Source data
- - -
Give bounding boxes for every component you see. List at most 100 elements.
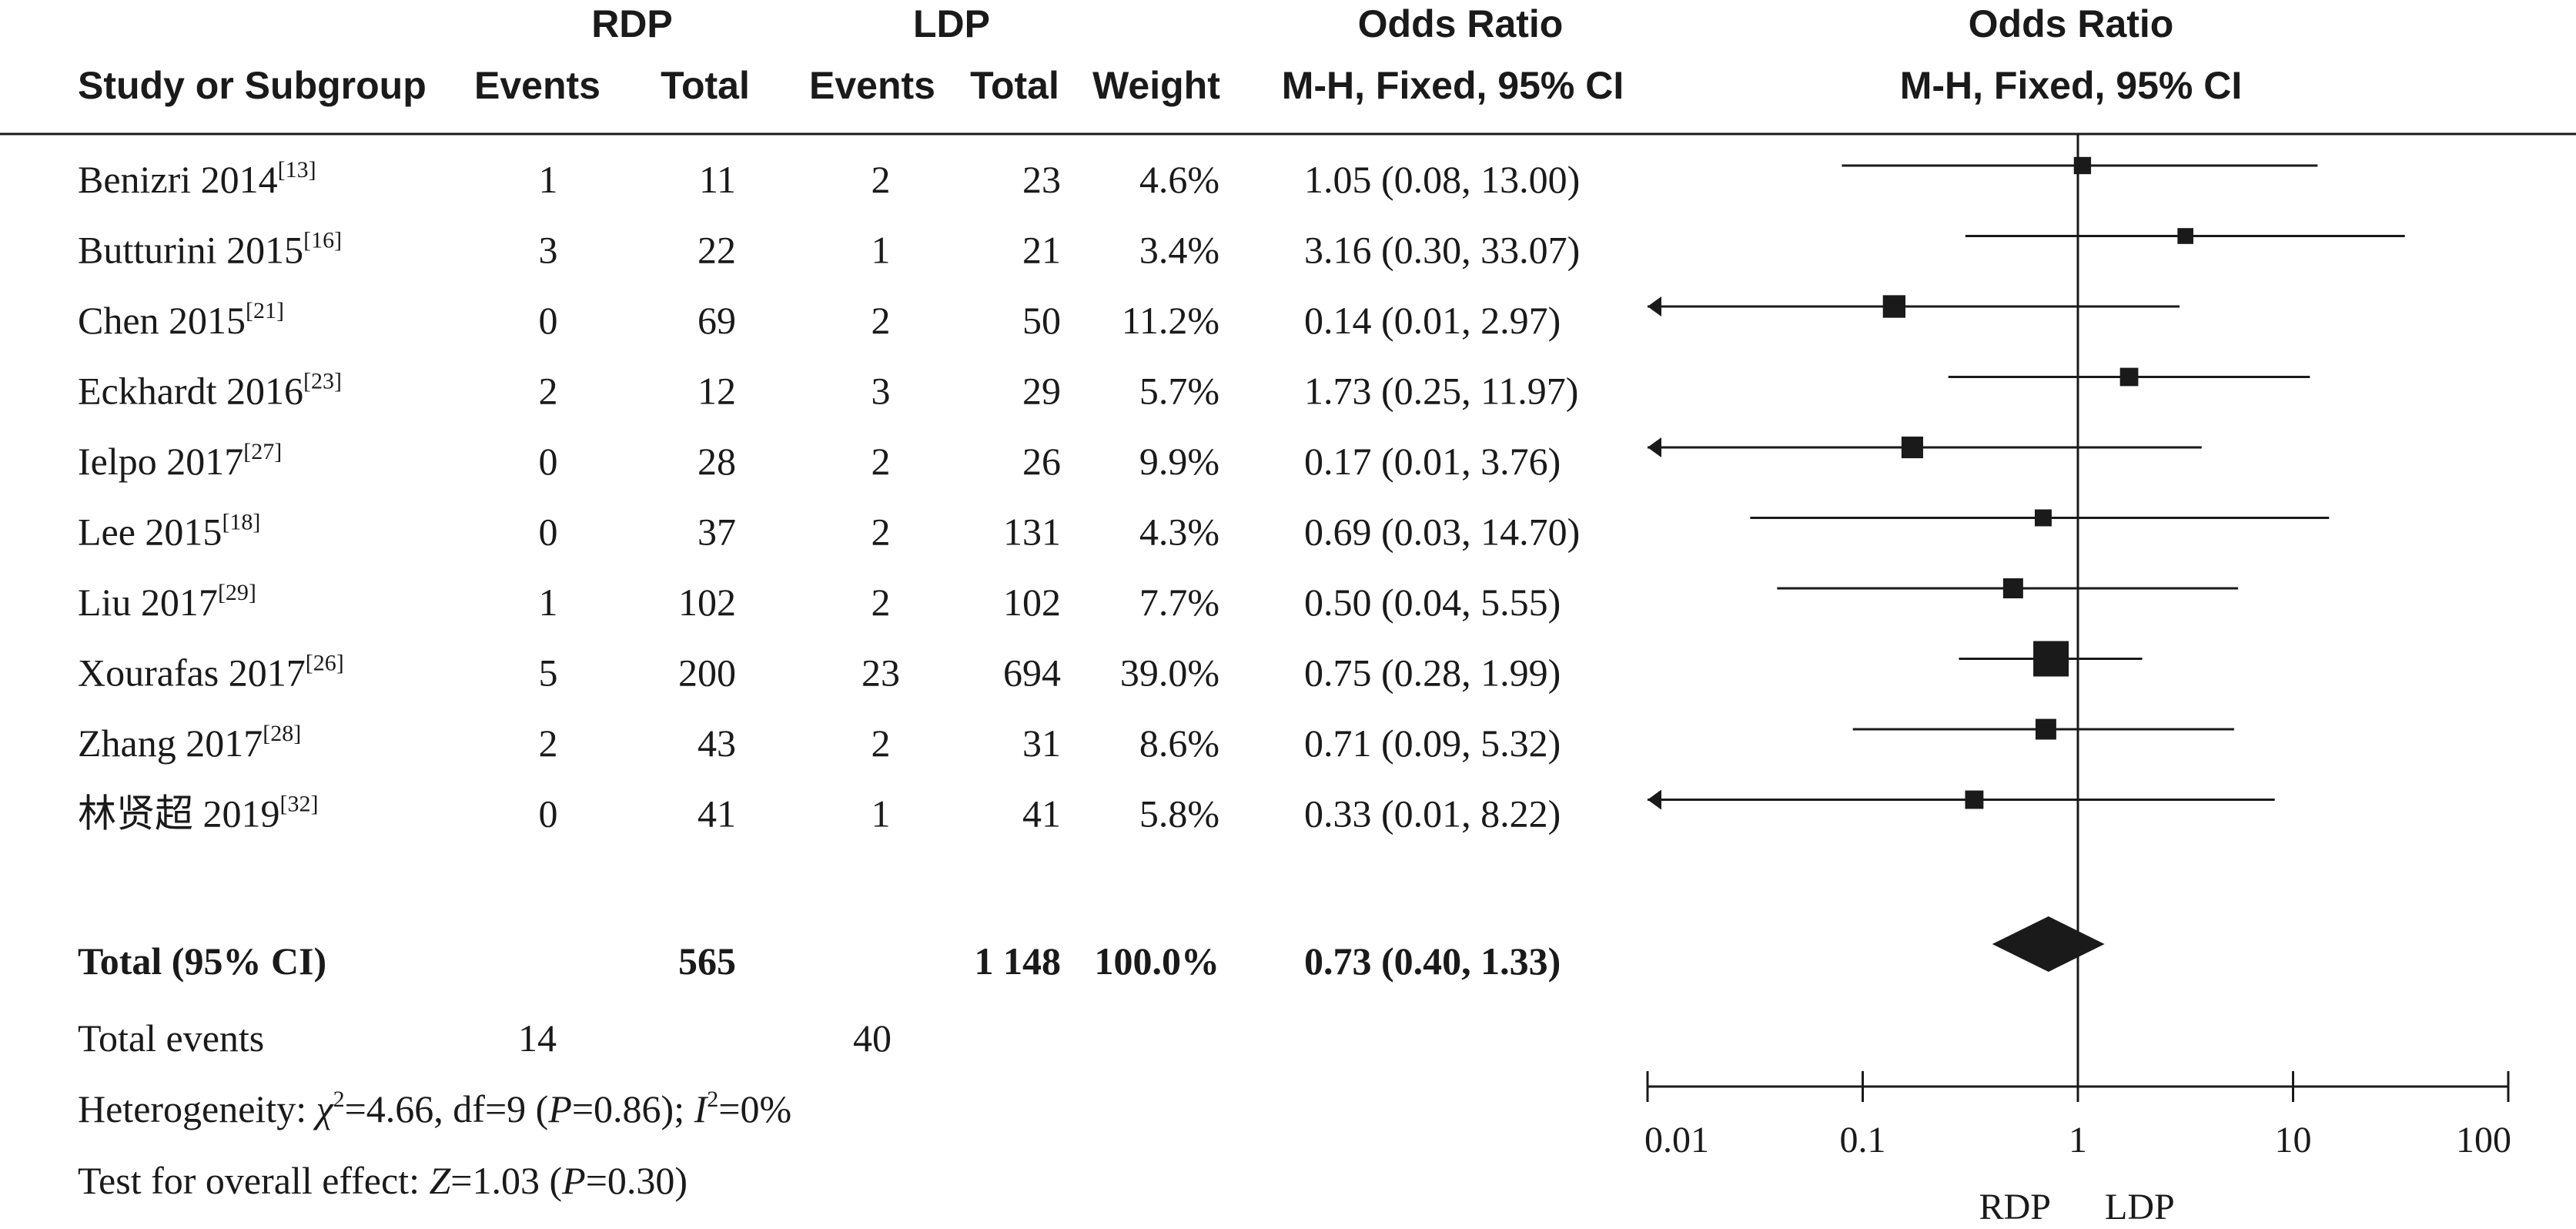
study-ref: [27]	[243, 439, 282, 464]
study-name: Zhang 2017[28]	[78, 721, 301, 765]
total-label: Total (95% CI)	[78, 939, 326, 983]
x-tick-label: 100	[2456, 1120, 2511, 1160]
rdp-total-cell: 28	[698, 440, 736, 483]
study-name: Chen 2015[21]	[78, 298, 284, 342]
weight-cell: 5.8%	[1139, 792, 1219, 836]
total-events-rdp: 14	[518, 1016, 557, 1060]
study-name: Xourafas 2017[26]	[78, 651, 344, 695]
or-ci-cell: 0.17 (0.01, 3.76)	[1304, 440, 1561, 483]
ldp-events-cell: 2	[871, 511, 891, 554]
total-rdp-total: 565	[678, 939, 736, 983]
ldp-events-cell: 3	[871, 370, 891, 413]
rdp-total-cell: 102	[678, 581, 736, 624]
ldp-total-cell: 694	[1003, 651, 1061, 695]
study-ref: [21]	[246, 298, 284, 323]
ldp-events-cell: 2	[871, 299, 891, 342]
effect-square	[1901, 436, 1923, 459]
ci-clip-arrow	[1648, 437, 1661, 457]
rdp-events-cell: 2	[539, 370, 558, 413]
study-ref: [28]	[263, 721, 301, 746]
weight-cell: 9.9%	[1139, 440, 1219, 483]
study-name: 林贤超 2019[32]	[78, 792, 318, 836]
effect-square	[2119, 367, 2139, 387]
rdp-total-cell: 69	[698, 299, 736, 342]
effect-square	[1965, 790, 1984, 809]
study-name: Lee 2015[18]	[78, 510, 260, 554]
ldp-events-cell: 1	[871, 229, 891, 272]
rdp-events-cell: 1	[539, 158, 558, 201]
rdp-events-cell: 3	[539, 229, 558, 272]
effect-square	[2073, 156, 2092, 175]
rdp-events-cell: 5	[539, 651, 558, 695]
col-study: Study or Subgroup	[78, 64, 427, 107]
forest-plot: 0.01 0.1 1 10 100 RDP LDP	[1644, 134, 2511, 1227]
effect-square	[2002, 578, 2023, 598]
weight-cell: 39.0%	[1120, 651, 1219, 695]
overall-effect-text: Test for overall effect: Z=1.03 (P=0.30)	[78, 1159, 687, 1202]
rdp-events-cell: 0	[539, 511, 558, 554]
pooled-diamond	[1992, 916, 2105, 972]
ldp-events-cell: 2	[871, 581, 891, 624]
study-ref: [13]	[278, 157, 316, 183]
rdp-total-cell: 12	[698, 370, 736, 413]
odds-ratio-title-plot: Odds Ratio	[1969, 2, 2174, 45]
or-ci-cell: 0.14 (0.01, 2.97)	[1304, 299, 1561, 342]
col-or-ci: M-H, Fixed, 95% CI	[1282, 64, 1624, 107]
or-ci-cell: 0.75 (0.28, 1.99)	[1304, 651, 1561, 695]
table-header: RDP LDP Odds Ratio Odds Ratio Study or S…	[78, 2, 2242, 107]
ldp-events-cell: 23	[861, 651, 900, 695]
study-name: Ielpo 2017[27]	[78, 439, 282, 483]
x-tick-label: 0.1	[1840, 1120, 1886, 1160]
ldp-events-cell: 2	[871, 722, 891, 765]
rdp-total-cell: 37	[698, 511, 736, 554]
rdp-total-cell: 43	[698, 722, 736, 765]
rdp-total-cell: 200	[678, 651, 736, 695]
x-tick-label: 10	[2275, 1120, 2312, 1160]
or-ci-cell: 0.69 (0.03, 14.70)	[1304, 511, 1580, 554]
study-name: Eckhardt 2016[23]	[78, 369, 342, 413]
total-or-ci: 0.73 (0.40, 1.33)	[1304, 939, 1561, 983]
or-ci-cell: 1.05 (0.08, 13.00)	[1304, 158, 1580, 201]
study-rows: Benizri 2014[13] 1 11 2 23 4.6% 1.05 (0.08, 13…	[78, 157, 1580, 836]
study-ref: [16]	[303, 228, 342, 253]
effect-square	[2033, 641, 2069, 677]
weight-cell: 4.3%	[1139, 511, 1219, 554]
ldp-events-cell: 1	[871, 792, 891, 836]
ci-clip-arrow	[1648, 789, 1661, 810]
x-tick-label: 1	[2069, 1120, 2087, 1160]
study-ref: [29]	[218, 580, 256, 605]
col-ldp-total: Total	[970, 64, 1059, 107]
or-ci-cell: 3.16 (0.30, 33.07)	[1304, 229, 1580, 272]
total-events-label: Total events	[78, 1016, 264, 1060]
group-label-rdp: RDP	[591, 2, 673, 45]
total-ldp-total: 1 148	[975, 939, 1062, 983]
ldp-total-cell: 50	[1022, 299, 1061, 342]
study-ref: [18]	[222, 510, 260, 535]
rdp-total-cell: 22	[698, 229, 736, 272]
ldp-total-cell: 131	[1003, 511, 1061, 554]
weight-cell: 7.7%	[1139, 581, 1219, 624]
favours-ldp-label: LDP	[2105, 1187, 2175, 1227]
odds-ratio-title-table: Odds Ratio	[1358, 2, 1564, 45]
effect-square	[2177, 228, 2193, 244]
ldp-total-cell: 23	[1022, 158, 1061, 201]
study-name: Butturini 2015[16]	[78, 228, 342, 272]
rdp-events-cell: 2	[539, 722, 558, 765]
weight-cell: 3.4%	[1139, 229, 1219, 272]
weight-cell: 5.7%	[1139, 370, 1219, 413]
rdp-events-cell: 0	[539, 440, 558, 483]
group-label-ldp: LDP	[913, 2, 990, 45]
weight-cell: 8.6%	[1139, 722, 1219, 765]
effect-square	[2035, 718, 2056, 740]
col-ldp-events: Events	[809, 64, 935, 107]
ldp-total-cell: 31	[1022, 722, 1061, 765]
ldp-events-cell: 2	[871, 158, 891, 201]
ci-clip-arrow	[1648, 296, 1661, 316]
effect-square	[2034, 509, 2052, 527]
heterogeneity-text: Heterogeneity: χ2=4.66, df=9 (P=0.86); I…	[78, 1087, 791, 1130]
rdp-events-cell: 0	[539, 792, 558, 836]
ldp-total-cell: 41	[1022, 792, 1061, 836]
study-name: Liu 2017[29]	[78, 580, 256, 624]
study-name: Benizri 2014[13]	[78, 157, 316, 201]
- - -
▶ WHAT IS EXPECTED: Could you put every line of the records above into a Markdown table with the columns Row and Record line, skipping blank lines and leaving the pictures out?

▶ THE REPLY:
| Row | Record line |
|---|---|
| 1 | Give bounding boxes for every component you see. List at most 100 elements. |
| 2 | study-ref: [27]	[243, 439, 282, 464] |
| 3 | study-name: Zhang 2017[28]	[78, 721, 301, 765] |
| 4 | total-label: Total (95% CI)	[78, 939, 326, 983] |
| 5 | x-tick-label: 100	[2456, 1120, 2511, 1160] |
| 6 | rdp-total-cell: 28	[698, 440, 736, 483] |
| 7 | study-name: Chen 2015[21]	[78, 298, 284, 342] |
| 8 | weight-cell: 5.8%	[1139, 792, 1219, 836] |
| 9 | total-events-rdp: 14	[518, 1016, 557, 1060] |
| 10 | study-name: Xourafas 2017[26]	[78, 651, 344, 695] |
| 11 | or-ci-cell: 0.17 (0.01, 3.76)	[1304, 440, 1561, 483] |
| 12 | ldp-events-cell: 2	[871, 511, 891, 554] |
| 13 | total-rdp-total: 565	[678, 939, 736, 983] |
| 14 | ldp-events-cell: 3	[871, 370, 891, 413] |
| 15 | rdp-total-cell: 102	[678, 581, 736, 624] |
| 16 | ldp-total-cell: 694	[1003, 651, 1061, 695] |
| 17 | study-ref: [21]	[246, 298, 284, 323] |
| 18 | ldp-events-cell: 2	[871, 299, 891, 342] |
| 19 | effect-square	[1901, 436, 1923, 459] |
| 20 | ci-clip-arrow	[1648, 437, 1661, 457] |
| 21 | rdp-events-cell: 2	[539, 370, 558, 413] |
| 22 | study-ref: [28]	[263, 721, 301, 746] |
| 23 | weight-cell: 9.9%	[1139, 440, 1219, 483] |
| 24 | study-name: 林贤超 2019[32]	[78, 792, 318, 836] |
| 25 | effect-square	[2119, 367, 2139, 387] |
| 26 | rdp-total-cell: 69	[698, 299, 736, 342] |
| 27 | effect-square	[1965, 790, 1984, 809] |
| 28 | study-name: Lee 2015[18]	[78, 510, 260, 554] |
| 29 | ldp-events-cell: 1	[871, 229, 891, 272] |
| 30 | rdp-events-cell: 1	[539, 158, 558, 201] |
| 31 | rdp-events-cell: 3	[539, 229, 558, 272] |
| 32 | effect-square	[2073, 156, 2092, 175] |
| 33 | rdp-events-cell: 5	[539, 651, 558, 695] |
| 34 | col-study: Study or Subgroup	[78, 64, 427, 107] |
| 35 | forest-plot: 0.01 0.1 1 10 100 RDP LDP	[1644, 134, 2511, 1227] |
| 36 | effect-square	[2002, 578, 2023, 598] |
| 37 | weight-cell: 39.0%	[1120, 651, 1219, 695] |
| 38 | overall-effect-text: Test for overall effect: Z=1.03 (P=0.30)	[78, 1159, 687, 1202] |
| 39 | rdp-events-cell: 0	[539, 511, 558, 554] |
| 40 | pooled-diamond	[1992, 916, 2105, 972] |
| 41 | ldp-events-cell: 2	[871, 581, 891, 624] |
| 42 | study-ref: [13]	[278, 157, 316, 183] |
| 43 | rdp-total-cell: 12	[698, 370, 736, 413] |
| 44 | odds-ratio-title-plot: Odds Ratio	[1969, 2, 2174, 45] |
| 45 | or-ci-cell: 0.14 (0.01, 2.97)	[1304, 299, 1561, 342] |
| 46 | col-or-ci: M-H, Fixed, 95% CI	[1282, 64, 1624, 107] |
| 47 | or-ci-cell: 0.75 (0.28, 1.99)	[1304, 651, 1561, 695] |
| 48 | table-header: RDP LDP Odds Ratio Odds Ratio Study or S…	[78, 2, 2242, 107] |
| 49 | ldp-events-cell: 23	[861, 651, 900, 695] |
| 50 | study-name: Ielpo 2017[27]	[78, 439, 282, 483] |
| 51 | x-tick-label: 0.1	[1840, 1120, 1886, 1160] |
| 52 | ldp-events-cell: 2	[871, 722, 891, 765] |
| 53 | rdp-total-cell: 37	[698, 511, 736, 554] |
| 54 | rdp-total-cell: 43	[698, 722, 736, 765] |
| 55 | rdp-total-cell: 200	[678, 651, 736, 695] |
| 56 | x-tick-label: 10	[2275, 1120, 2312, 1160] |
| 57 | or-ci-cell: 0.69 (0.03, 14.70)	[1304, 511, 1580, 554] |
| 58 | study-name: Eckhardt 2016[23]	[78, 369, 342, 413] |
| 59 | total-or-ci: 0.73 (0.40, 1.33)	[1304, 939, 1561, 983] |
| 60 | or-ci-cell: 1.05 (0.08, 13.00)	[1304, 158, 1580, 201] |
| 61 | study-rows: Benizri 2014[13] 1 11 2 23 4.6% 1.05 (0.08, 13…	[78, 157, 1580, 836] |
| 62 | study-ref: [16]	[303, 228, 342, 253] |
| 63 | effect-square	[2033, 641, 2069, 677] |
| 64 | weight-cell: 4.3%	[1139, 511, 1219, 554] |
| 65 | ldp-events-cell: 1	[871, 792, 891, 836] |
| 66 | ci-clip-arrow	[1648, 789, 1661, 810] |
| 67 | x-tick-label: 1	[2069, 1120, 2087, 1160] |
| 68 | study-ref: [29]	[218, 580, 256, 605] |
| 69 | col-ldp-total: Total	[970, 64, 1059, 107] |
| 70 | or-ci-cell: 3.16 (0.30, 33.07)	[1304, 229, 1580, 272] |
| 71 | total-events-label: Total events	[78, 1016, 264, 1060] |
| 72 | group-label-rdp: RDP	[591, 2, 673, 45] |
| 73 | total-ldp-total: 1 148	[975, 939, 1062, 983] |
| 74 | ldp-total-cell: 50	[1022, 299, 1061, 342] |
| 75 | study-ref: [18]	[222, 510, 260, 535] |
| 76 | rdp-total-cell: 22	[698, 229, 736, 272] |
| 77 | ldp-total-cell: 131	[1003, 511, 1061, 554] |
| 78 | weight-cell: 7.7%	[1139, 581, 1219, 624] |
| 79 | favours-ldp-label: LDP	[2105, 1187, 2175, 1227] |
| 80 | odds-ratio-title-table: Odds Ratio	[1358, 2, 1564, 45] |
| 81 | effect-square	[2177, 228, 2193, 244] |
| 82 | ldp-total-cell: 23	[1022, 158, 1061, 201] |
| 83 | study-name: Butturini 2015[16]	[78, 228, 342, 272] |
| 84 | rdp-events-cell: 2	[539, 722, 558, 765] |
| 85 | weight-cell: 3.4%	[1139, 229, 1219, 272] |
| 86 | weight-cell: 5.7%	[1139, 370, 1219, 413] |
| 87 | rdp-events-cell: 0	[539, 440, 558, 483] |
| 88 | group-label-ldp: LDP	[913, 2, 990, 45] |
| 89 | weight-cell: 8.6%	[1139, 722, 1219, 765] |
| 90 | effect-square	[2035, 718, 2056, 740] |
| 91 | col-ldp-events: Events	[809, 64, 935, 107] |
| 92 | ldp-total-cell: 31	[1022, 722, 1061, 765] |
| 93 | ldp-events-cell: 2	[871, 158, 891, 201] |
| 94 | ci-clip-arrow	[1648, 296, 1661, 316] |
| 95 | effect-square	[2034, 509, 2052, 527] |
| 96 | heterogeneity-text: Heterogeneity: χ2=4.66, df=9 (P=0.86); I…	[78, 1087, 791, 1130] |
| 97 | rdp-events-cell: 0	[539, 792, 558, 836] |
| 98 | ldp-total-cell: 41	[1022, 792, 1061, 836] |
| 99 | study-name: Liu 2017[29]	[78, 580, 256, 624] |
| 100 | study-name: Benizri 2014[13]	[78, 157, 316, 201] |